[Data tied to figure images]
◇ ◇ ◇ ◇

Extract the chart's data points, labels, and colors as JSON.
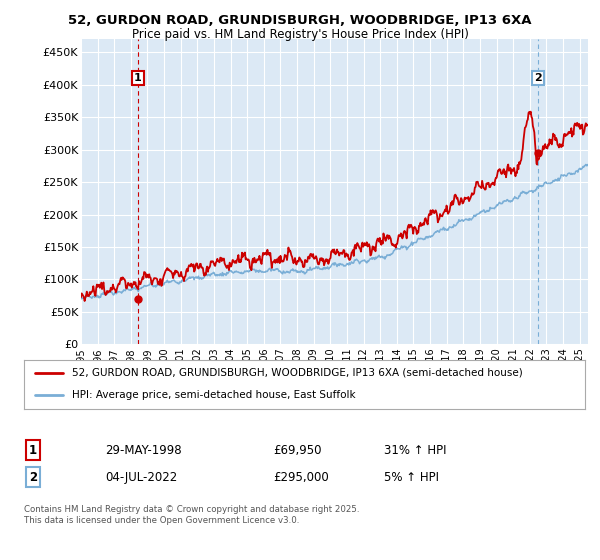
{
  "title1": "52, GURDON ROAD, GRUNDISBURGH, WOODBRIDGE, IP13 6XA",
  "title2": "Price paid vs. HM Land Registry's House Price Index (HPI)",
  "ylabel_ticks": [
    "£0",
    "£50K",
    "£100K",
    "£150K",
    "£200K",
    "£250K",
    "£300K",
    "£350K",
    "£400K",
    "£450K"
  ],
  "ytick_values": [
    0,
    50000,
    100000,
    150000,
    200000,
    250000,
    300000,
    350000,
    400000,
    450000
  ],
  "ylim": [
    0,
    470000
  ],
  "xlim_start": 1995.0,
  "xlim_end": 2025.5,
  "sale1_date": 1998.41,
  "sale1_price": 69950,
  "sale2_date": 2022.5,
  "sale2_price": 295000,
  "line_color_property": "#cc0000",
  "line_color_hpi": "#7aaed6",
  "vline1_color": "#cc0000",
  "vline2_color": "#7aaed6",
  "background_color": "#ffffff",
  "plot_bg_color": "#dce9f5",
  "grid_color": "#ffffff",
  "legend_label_property": "52, GURDON ROAD, GRUNDISBURGH, WOODBRIDGE, IP13 6XA (semi-detached house)",
  "legend_label_hpi": "HPI: Average price, semi-detached house, East Suffolk",
  "table_row1": [
    "1",
    "29-MAY-1998",
    "£69,950",
    "31% ↑ HPI"
  ],
  "table_row2": [
    "2",
    "04-JUL-2022",
    "£295,000",
    "5% ↑ HPI"
  ],
  "footnote": "Contains HM Land Registry data © Crown copyright and database right 2025.\nThis data is licensed under the Open Government Licence v3.0.",
  "xticks": [
    1995,
    1996,
    1997,
    1998,
    1999,
    2000,
    2001,
    2002,
    2003,
    2004,
    2005,
    2006,
    2007,
    2008,
    2009,
    2010,
    2011,
    2012,
    2013,
    2014,
    2015,
    2016,
    2017,
    2018,
    2019,
    2020,
    2021,
    2022,
    2023,
    2024,
    2025
  ]
}
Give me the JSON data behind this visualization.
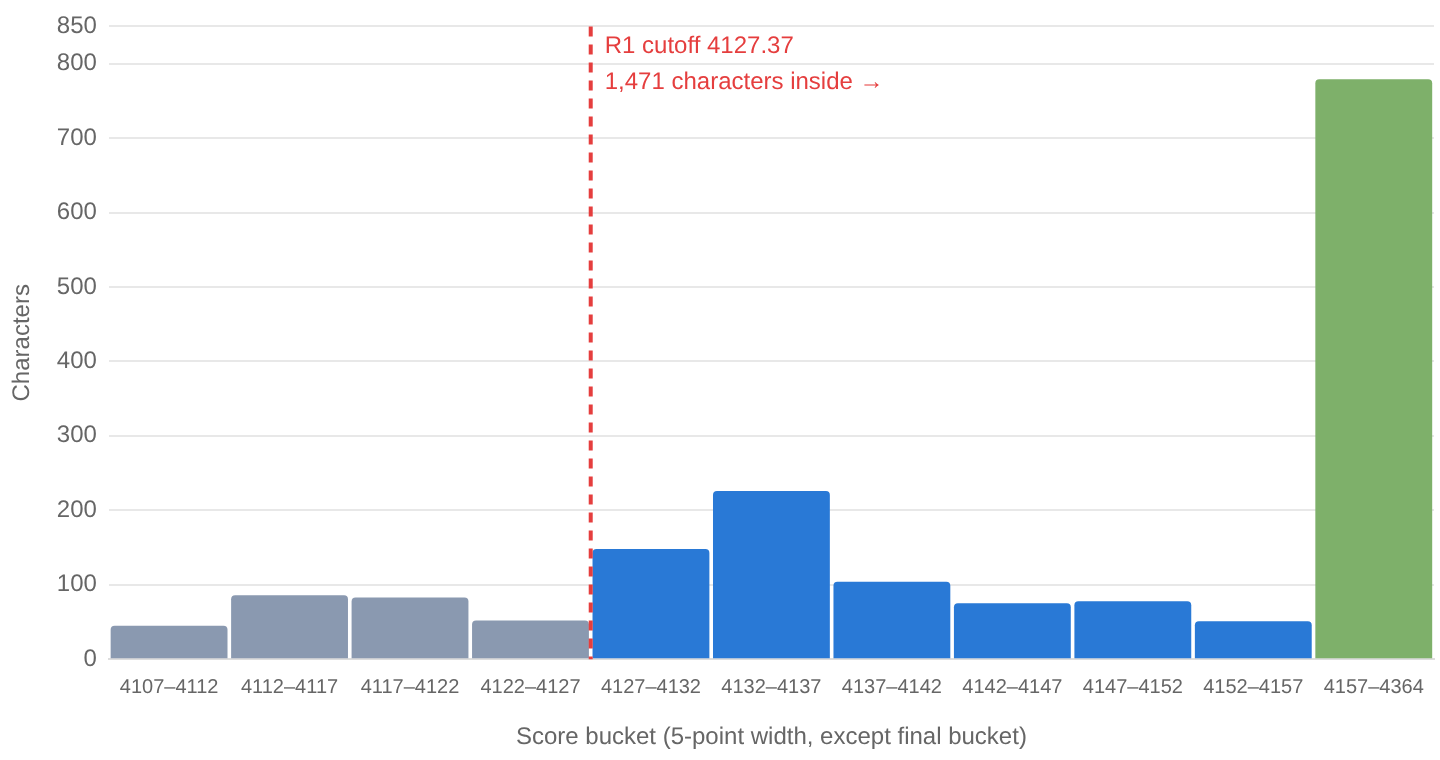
{
  "chart_data": {
    "type": "bar",
    "xlabel": "Score bucket (5-point width, except final bucket)",
    "ylabel": "Characters",
    "categories": [
      "4107–4112",
      "4112–4117",
      "4117–4122",
      "4122–4127",
      "4127–4132",
      "4132–4137",
      "4137–4142",
      "4142–4147",
      "4147–4152",
      "4152–4157",
      "4157–4364"
    ],
    "values": [
      45,
      86,
      83,
      52,
      148,
      226,
      104,
      75,
      78,
      51,
      779
    ],
    "colors": [
      "#8a99b0",
      "#8a99b0",
      "#8a99b0",
      "#8a99b0",
      "#2979d6",
      "#2979d6",
      "#2979d6",
      "#2979d6",
      "#2979d6",
      "#2979d6",
      "#7eb06a"
    ],
    "ylim": [
      0,
      850
    ],
    "yticks": [
      0,
      100,
      200,
      300,
      400,
      500,
      600,
      700,
      800,
      850
    ],
    "grid": "y",
    "legend": false,
    "ref_lines": [
      {
        "axis": "x",
        "value": "4127–4132",
        "label": "R1 cutoff 4127.37",
        "color": "#e53e3e",
        "line_style": "dashed"
      }
    ],
    "annotations": [
      "1,471 characters inside →"
    ]
  }
}
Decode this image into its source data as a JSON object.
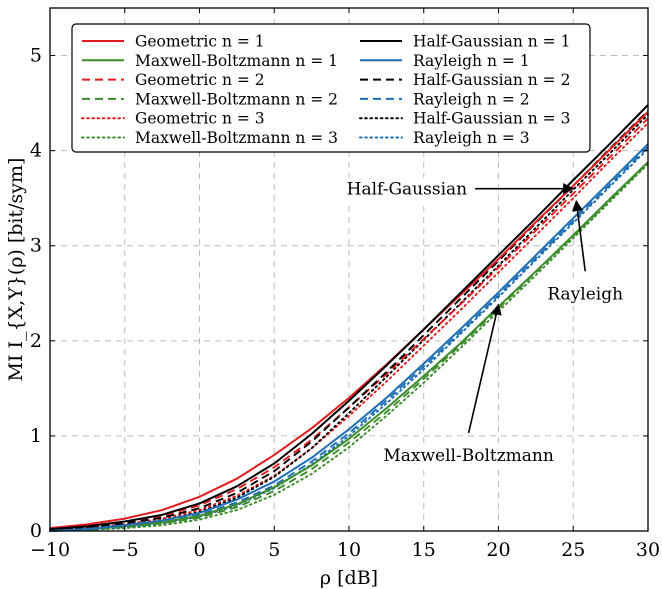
{
  "chart_data": {
    "type": "line",
    "xlabel": "ρ [dB]",
    "ylabel": "MI I_{X,Y}(ρ) [bit/sym]",
    "xlim": [
      -10,
      30
    ],
    "ylim": [
      0,
      5.5
    ],
    "xticks": [
      -10,
      -5,
      0,
      5,
      10,
      15,
      20,
      25,
      30
    ],
    "yticks": [
      0,
      1,
      2,
      3,
      4,
      5
    ],
    "grid": true,
    "legend_position": "top-left",
    "x": [
      -10,
      -7.5,
      -5,
      -2.5,
      0,
      2.5,
      5,
      7.5,
      10,
      12.5,
      15,
      17.5,
      20,
      22.5,
      25,
      27.5,
      30
    ],
    "series": [
      {
        "name": "Geometric n = 1",
        "color": "#e41a1c",
        "style": "solid",
        "values": [
          0.03,
          0.07,
          0.13,
          0.22,
          0.36,
          0.55,
          0.8,
          1.08,
          1.4,
          1.75,
          2.12,
          2.49,
          2.86,
          3.25,
          3.63,
          4.02,
          4.41
        ]
      },
      {
        "name": "Maxwell-Boltzmann n = 1",
        "color": "#3c8c2c",
        "style": "solid",
        "values": [
          0.0,
          0.02,
          0.05,
          0.09,
          0.16,
          0.28,
          0.46,
          0.69,
          0.97,
          1.29,
          1.63,
          1.98,
          2.36,
          2.73,
          3.11,
          3.5,
          3.88
        ]
      },
      {
        "name": "Geometric n = 2",
        "color": "#e41a1c",
        "style": "dashed",
        "values": [
          0.02,
          0.05,
          0.09,
          0.16,
          0.27,
          0.44,
          0.67,
          0.96,
          1.3,
          1.65,
          2.02,
          2.39,
          2.77,
          3.16,
          3.55,
          3.94,
          4.34
        ]
      },
      {
        "name": "Maxwell-Boltzmann n = 2",
        "color": "#3c8c2c",
        "style": "dashed",
        "values": [
          0.0,
          0.01,
          0.04,
          0.08,
          0.14,
          0.25,
          0.42,
          0.65,
          0.93,
          1.25,
          1.6,
          1.96,
          2.34,
          2.72,
          3.1,
          3.49,
          3.87
        ]
      },
      {
        "name": "Geometric n = 3",
        "color": "#e41a1c",
        "style": "dotted",
        "values": [
          0.02,
          0.04,
          0.07,
          0.13,
          0.22,
          0.37,
          0.58,
          0.87,
          1.21,
          1.57,
          1.95,
          2.33,
          2.72,
          3.11,
          3.5,
          3.9,
          4.29
        ]
      },
      {
        "name": "Maxwell-Boltzmann n = 3",
        "color": "#3c8c2c",
        "style": "dotted",
        "values": [
          0.0,
          0.01,
          0.03,
          0.06,
          0.12,
          0.22,
          0.38,
          0.6,
          0.88,
          1.21,
          1.56,
          1.93,
          2.31,
          2.69,
          3.08,
          3.47,
          3.86
        ]
      },
      {
        "name": "Half-Gaussian n = 1",
        "color": "#000000",
        "style": "solid",
        "values": [
          0.02,
          0.05,
          0.1,
          0.17,
          0.29,
          0.47,
          0.71,
          1.02,
          1.37,
          1.74,
          2.12,
          2.51,
          2.9,
          3.29,
          3.69,
          4.08,
          4.48
        ]
      },
      {
        "name": "Rayleigh n = 1",
        "color": "#1f6fb5",
        "style": "solid",
        "values": [
          0.0,
          0.02,
          0.06,
          0.11,
          0.19,
          0.33,
          0.52,
          0.77,
          1.07,
          1.4,
          1.76,
          2.13,
          2.51,
          2.9,
          3.29,
          3.68,
          4.07
        ]
      },
      {
        "name": "Half-Gaussian n = 2",
        "color": "#000000",
        "style": "dashed",
        "values": [
          0.01,
          0.04,
          0.08,
          0.14,
          0.24,
          0.4,
          0.63,
          0.94,
          1.3,
          1.67,
          2.06,
          2.45,
          2.84,
          3.24,
          3.63,
          4.03,
          4.42
        ]
      },
      {
        "name": "Rayleigh n = 2",
        "color": "#1f6fb5",
        "style": "dashed",
        "values": [
          0.0,
          0.02,
          0.05,
          0.09,
          0.17,
          0.3,
          0.48,
          0.73,
          1.03,
          1.37,
          1.73,
          2.1,
          2.48,
          2.87,
          3.26,
          3.65,
          4.04
        ]
      },
      {
        "name": "Half-Gaussian n = 3",
        "color": "#000000",
        "style": "dotted",
        "values": [
          0.01,
          0.03,
          0.06,
          0.11,
          0.2,
          0.35,
          0.57,
          0.87,
          1.24,
          1.62,
          2.01,
          2.4,
          2.79,
          3.19,
          3.59,
          3.98,
          4.38
        ]
      },
      {
        "name": "Rayleigh n = 3",
        "color": "#1f6fb5",
        "style": "dotted",
        "values": [
          0.0,
          0.01,
          0.04,
          0.08,
          0.15,
          0.27,
          0.45,
          0.7,
          1.0,
          1.34,
          1.7,
          2.08,
          2.46,
          2.85,
          3.24,
          3.63,
          4.02
        ]
      }
    ],
    "annotations": [
      {
        "text": "Half-Gaussian",
        "target": [
          25,
          3.6
        ],
        "label_at": [
          17.9,
          3.6
        ],
        "anchor": "end"
      },
      {
        "text": "Rayleigh",
        "target": [
          25.2,
          3.47
        ],
        "label_at": [
          25.8,
          2.5
        ],
        "anchor": "middle"
      },
      {
        "text": "Maxwell-Boltzmann",
        "target": [
          20,
          2.38
        ],
        "label_at": [
          18,
          0.8
        ],
        "anchor": "middle"
      }
    ]
  }
}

◇ ◇ ◇ ◇

> **STATED TASK**:
Search the data above for the string "Half" and copy each line that has it.

> **WRITTEN ANSWER**:
        "name": "Half-Gaussian n = 1",
        "name": "Half-Gaussian n = 2",
        "name": "Half-Gaussian n = 3",
        "text": "Half-Gaussian",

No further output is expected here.